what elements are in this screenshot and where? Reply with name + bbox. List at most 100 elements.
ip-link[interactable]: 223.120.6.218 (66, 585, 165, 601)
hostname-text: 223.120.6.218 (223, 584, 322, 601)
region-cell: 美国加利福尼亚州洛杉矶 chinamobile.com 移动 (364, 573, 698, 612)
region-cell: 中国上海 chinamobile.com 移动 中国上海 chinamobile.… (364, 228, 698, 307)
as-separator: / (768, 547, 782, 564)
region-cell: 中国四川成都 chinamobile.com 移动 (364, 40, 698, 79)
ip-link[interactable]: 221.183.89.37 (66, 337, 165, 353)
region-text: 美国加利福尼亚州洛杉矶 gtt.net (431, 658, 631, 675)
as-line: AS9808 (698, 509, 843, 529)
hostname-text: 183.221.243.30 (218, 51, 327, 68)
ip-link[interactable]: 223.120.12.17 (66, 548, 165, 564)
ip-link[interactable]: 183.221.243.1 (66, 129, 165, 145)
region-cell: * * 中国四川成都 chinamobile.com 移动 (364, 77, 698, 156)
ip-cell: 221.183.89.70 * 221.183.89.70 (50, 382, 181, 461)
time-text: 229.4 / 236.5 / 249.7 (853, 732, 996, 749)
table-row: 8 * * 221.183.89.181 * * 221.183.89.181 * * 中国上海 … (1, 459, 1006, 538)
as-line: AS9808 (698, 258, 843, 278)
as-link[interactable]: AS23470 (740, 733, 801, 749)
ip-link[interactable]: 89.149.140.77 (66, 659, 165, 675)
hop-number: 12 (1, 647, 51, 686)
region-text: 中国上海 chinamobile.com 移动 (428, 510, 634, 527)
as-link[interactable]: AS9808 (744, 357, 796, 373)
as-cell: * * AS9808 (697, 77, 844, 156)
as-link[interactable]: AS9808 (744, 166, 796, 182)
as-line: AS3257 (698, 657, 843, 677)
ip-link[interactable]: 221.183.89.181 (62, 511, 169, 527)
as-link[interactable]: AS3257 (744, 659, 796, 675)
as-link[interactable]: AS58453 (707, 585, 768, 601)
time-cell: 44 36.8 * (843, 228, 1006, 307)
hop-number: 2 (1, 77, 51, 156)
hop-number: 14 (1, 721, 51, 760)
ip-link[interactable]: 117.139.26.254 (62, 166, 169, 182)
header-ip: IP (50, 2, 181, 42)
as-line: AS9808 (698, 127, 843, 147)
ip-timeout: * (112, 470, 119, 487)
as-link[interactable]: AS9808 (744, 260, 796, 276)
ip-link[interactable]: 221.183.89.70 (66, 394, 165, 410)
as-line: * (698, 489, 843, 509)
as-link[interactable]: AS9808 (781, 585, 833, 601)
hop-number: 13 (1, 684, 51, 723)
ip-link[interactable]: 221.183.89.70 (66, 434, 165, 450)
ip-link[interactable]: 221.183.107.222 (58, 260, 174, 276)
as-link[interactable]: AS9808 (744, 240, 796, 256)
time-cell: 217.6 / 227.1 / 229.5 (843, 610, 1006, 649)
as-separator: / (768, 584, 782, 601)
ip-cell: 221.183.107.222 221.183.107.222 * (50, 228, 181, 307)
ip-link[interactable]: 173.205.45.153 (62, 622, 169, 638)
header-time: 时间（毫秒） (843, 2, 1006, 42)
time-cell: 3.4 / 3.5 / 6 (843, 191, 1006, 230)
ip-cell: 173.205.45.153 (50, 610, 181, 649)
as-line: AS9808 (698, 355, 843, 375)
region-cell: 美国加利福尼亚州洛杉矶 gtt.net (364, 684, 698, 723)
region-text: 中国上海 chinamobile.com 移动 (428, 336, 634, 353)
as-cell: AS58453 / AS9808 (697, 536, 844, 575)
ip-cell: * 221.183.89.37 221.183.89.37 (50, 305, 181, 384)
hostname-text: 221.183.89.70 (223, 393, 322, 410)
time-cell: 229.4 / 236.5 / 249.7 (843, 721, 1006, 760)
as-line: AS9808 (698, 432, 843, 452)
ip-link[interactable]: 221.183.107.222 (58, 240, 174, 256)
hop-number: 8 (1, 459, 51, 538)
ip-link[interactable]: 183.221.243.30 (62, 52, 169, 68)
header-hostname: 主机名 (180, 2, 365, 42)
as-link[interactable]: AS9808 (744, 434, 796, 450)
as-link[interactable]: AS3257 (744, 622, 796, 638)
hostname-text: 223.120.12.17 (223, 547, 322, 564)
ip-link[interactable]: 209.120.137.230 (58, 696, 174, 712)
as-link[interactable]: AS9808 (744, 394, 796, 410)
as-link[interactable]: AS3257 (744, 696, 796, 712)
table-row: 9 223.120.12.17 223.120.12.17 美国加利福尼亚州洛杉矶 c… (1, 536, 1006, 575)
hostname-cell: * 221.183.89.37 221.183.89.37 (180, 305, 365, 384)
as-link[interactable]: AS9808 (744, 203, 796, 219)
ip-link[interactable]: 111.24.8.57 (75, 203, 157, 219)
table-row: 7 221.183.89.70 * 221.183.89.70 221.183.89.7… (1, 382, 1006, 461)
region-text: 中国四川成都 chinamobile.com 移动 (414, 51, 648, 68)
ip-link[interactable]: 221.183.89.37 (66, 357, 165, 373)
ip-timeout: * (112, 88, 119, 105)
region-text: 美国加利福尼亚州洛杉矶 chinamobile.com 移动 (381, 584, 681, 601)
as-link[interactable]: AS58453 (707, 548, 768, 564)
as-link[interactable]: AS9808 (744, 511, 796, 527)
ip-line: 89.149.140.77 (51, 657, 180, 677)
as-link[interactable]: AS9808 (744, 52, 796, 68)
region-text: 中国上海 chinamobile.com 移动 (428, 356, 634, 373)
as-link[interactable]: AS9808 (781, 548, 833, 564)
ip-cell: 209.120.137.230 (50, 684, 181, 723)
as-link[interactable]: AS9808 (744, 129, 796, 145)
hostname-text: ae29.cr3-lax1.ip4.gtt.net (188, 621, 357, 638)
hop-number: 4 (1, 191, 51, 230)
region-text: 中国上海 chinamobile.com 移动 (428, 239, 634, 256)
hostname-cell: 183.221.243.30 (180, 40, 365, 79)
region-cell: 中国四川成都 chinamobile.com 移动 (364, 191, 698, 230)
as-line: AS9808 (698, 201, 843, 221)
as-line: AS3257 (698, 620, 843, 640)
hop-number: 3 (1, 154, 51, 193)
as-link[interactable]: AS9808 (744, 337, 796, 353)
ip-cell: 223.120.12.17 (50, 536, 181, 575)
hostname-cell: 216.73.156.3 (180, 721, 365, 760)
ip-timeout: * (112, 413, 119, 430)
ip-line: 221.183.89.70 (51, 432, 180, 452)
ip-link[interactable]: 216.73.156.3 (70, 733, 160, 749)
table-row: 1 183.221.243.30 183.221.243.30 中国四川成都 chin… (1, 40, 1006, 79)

☆ ☆ ☆

Can you update the entries above so that each "hostname-text" becomes "host-label", with everything else left unchanged?

◆ **Answer to this exercise**
what elements are in this screenshot and where? Reply with name + bbox. List at most 100 elements.
ip-link[interactable]: 223.120.6.218 (66, 585, 165, 601)
host-label: 223.120.6.218 (223, 584, 322, 601)
region-cell: 美国加利福尼亚州洛杉矶 chinamobile.com 移动 (364, 573, 698, 612)
region-cell: 中国上海 chinamobile.com 移动 中国上海 chinamobile.… (364, 228, 698, 307)
as-separator: / (768, 547, 782, 564)
region-cell: 中国四川成都 chinamobile.com 移动 (364, 40, 698, 79)
ip-link[interactable]: 221.183.89.37 (66, 337, 165, 353)
region-text: 美国加利福尼亚州洛杉矶 gtt.net (431, 658, 631, 675)
as-line: AS9808 (698, 509, 843, 529)
host-label: 183.221.243.30 (218, 51, 327, 68)
ip-link[interactable]: 223.120.12.17 (66, 548, 165, 564)
ip-link[interactable]: 183.221.243.1 (66, 129, 165, 145)
region-cell: * * 中国四川成都 chinamobile.com 移动 (364, 77, 698, 156)
ip-cell: 221.183.89.70 * 221.183.89.70 (50, 382, 181, 461)
time-text: 229.4 / 236.5 / 249.7 (853, 732, 996, 749)
table-row: 8 * * 221.183.89.181 * * 221.183.89.181 * * 中国上海 … (1, 459, 1006, 538)
as-line: AS9808 (698, 258, 843, 278)
as-link[interactable]: AS23470 (740, 733, 801, 749)
ip-link[interactable]: 89.149.140.77 (66, 659, 165, 675)
hop-number: 12 (1, 647, 51, 686)
region-text: 中国上海 chinamobile.com 移动 (428, 510, 634, 527)
as-link[interactable]: AS9808 (744, 357, 796, 373)
as-cell: * * AS9808 (697, 77, 844, 156)
as-link[interactable]: AS9808 (744, 166, 796, 182)
as-line: AS3257 (698, 657, 843, 677)
ip-link[interactable]: 221.183.89.181 (62, 511, 169, 527)
as-link[interactable]: AS3257 (744, 659, 796, 675)
as-link[interactable]: AS58453 (707, 585, 768, 601)
time-cell: 44 36.8 * (843, 228, 1006, 307)
hop-number: 2 (1, 77, 51, 156)
hop-number: 14 (1, 721, 51, 760)
ip-link[interactable]: 117.139.26.254 (62, 166, 169, 182)
header-ip: IP (50, 2, 181, 42)
as-line: AS9808 (698, 127, 843, 147)
ip-timeout: * (112, 470, 119, 487)
as-link[interactable]: AS9808 (744, 260, 796, 276)
ip-link[interactable]: 221.183.89.70 (66, 394, 165, 410)
as-line: * (698, 489, 843, 509)
as-link[interactable]: AS9808 (781, 585, 833, 601)
hop-number: 13 (1, 684, 51, 723)
ip-link[interactable]: 221.183.89.70 (66, 434, 165, 450)
ip-link[interactable]: 221.183.107.222 (58, 260, 174, 276)
as-link[interactable]: AS9808 (744, 240, 796, 256)
time-cell: 217.6 / 227.1 / 229.5 (843, 610, 1006, 649)
as-separator: / (768, 584, 782, 601)
ip-cell: 221.183.107.222 221.183.107.222 * (50, 228, 181, 307)
ip-link[interactable]: 173.205.45.153 (62, 622, 169, 638)
header-time: 时间（毫秒） (843, 2, 1006, 42)
time-cell: 3.4 / 3.5 / 6 (843, 191, 1006, 230)
ip-cell: 173.205.45.153 (50, 610, 181, 649)
as-line: AS9808 (698, 355, 843, 375)
region-cell: 美国加利福尼亚州洛杉矶 gtt.net (364, 684, 698, 723)
region-text: 中国上海 chinamobile.com 移动 (428, 336, 634, 353)
as-cell: AS58453 / AS9808 (697, 536, 844, 575)
ip-cell: * 221.183.89.37 221.183.89.37 (50, 305, 181, 384)
host-label: 221.183.89.70 (223, 393, 322, 410)
time-cell: 229.4 / 236.5 / 249.7 (843, 721, 1006, 760)
as-line: AS9808 (698, 432, 843, 452)
ip-link[interactable]: 221.183.107.222 (58, 240, 174, 256)
hop-number: 8 (1, 459, 51, 538)
ip-link[interactable]: 183.221.243.30 (62, 52, 169, 68)
header-hostname: 主机名 (180, 2, 365, 42)
as-link[interactable]: AS9808 (744, 434, 796, 450)
as-link[interactable]: AS3257 (744, 622, 796, 638)
host-label: 223.120.12.17 (223, 547, 322, 564)
ip-link[interactable]: 209.120.137.230 (58, 696, 174, 712)
as-link[interactable]: AS9808 (744, 394, 796, 410)
as-link[interactable]: AS3257 (744, 696, 796, 712)
table-row: 9 223.120.12.17 223.120.12.17 美国加利福尼亚州洛杉矶 c… (1, 536, 1006, 575)
hostname-cell: * 221.183.89.37 221.183.89.37 (180, 305, 365, 384)
as-link[interactable]: AS9808 (744, 203, 796, 219)
ip-link[interactable]: 111.24.8.57 (75, 203, 157, 219)
table-row: 7 221.183.89.70 * 221.183.89.70 221.183.89.7… (1, 382, 1006, 461)
region-text: 中国四川成都 chinamobile.com 移动 (414, 51, 648, 68)
ip-link[interactable]: 221.183.89.37 (66, 357, 165, 373)
ip-timeout: * (112, 88, 119, 105)
region-text: 美国加利福尼亚州洛杉矶 chinamobile.com 移动 (381, 584, 681, 601)
as-link[interactable]: AS58453 (707, 548, 768, 564)
as-link[interactable]: AS9808 (744, 511, 796, 527)
ip-line: 89.149.140.77 (51, 657, 180, 677)
as-link[interactable]: AS9808 (744, 52, 796, 68)
region-text: 中国上海 chinamobile.com 移动 (428, 356, 634, 373)
as-link[interactable]: AS9808 (781, 548, 833, 564)
ip-cell: 209.120.137.230 (50, 684, 181, 723)
as-link[interactable]: AS9808 (744, 129, 796, 145)
host-label: ae29.cr3-lax1.ip4.gtt.net (188, 621, 357, 638)
hop-number: 4 (1, 191, 51, 230)
region-text: 中国上海 chinamobile.com 移动 (428, 239, 634, 256)
hostname-cell: 183.221.243.30 (180, 40, 365, 79)
region-cell: 中国四川成都 chinamobile.com 移动 (364, 191, 698, 230)
as-line: AS9808 (698, 201, 843, 221)
as-line: AS3257 (698, 620, 843, 640)
hop-number: 3 (1, 154, 51, 193)
as-link[interactable]: AS9808 (744, 337, 796, 353)
ip-cell: 223.120.12.17 (50, 536, 181, 575)
hostname-cell: 216.73.156.3 (180, 721, 365, 760)
ip-timeout: * (112, 413, 119, 430)
ip-line: 221.183.89.70 (51, 432, 180, 452)
ip-link[interactable]: 216.73.156.3 (70, 733, 160, 749)
table-row: 1 183.221.243.30 183.221.243.30 中国四川成都 chin… (1, 40, 1006, 79)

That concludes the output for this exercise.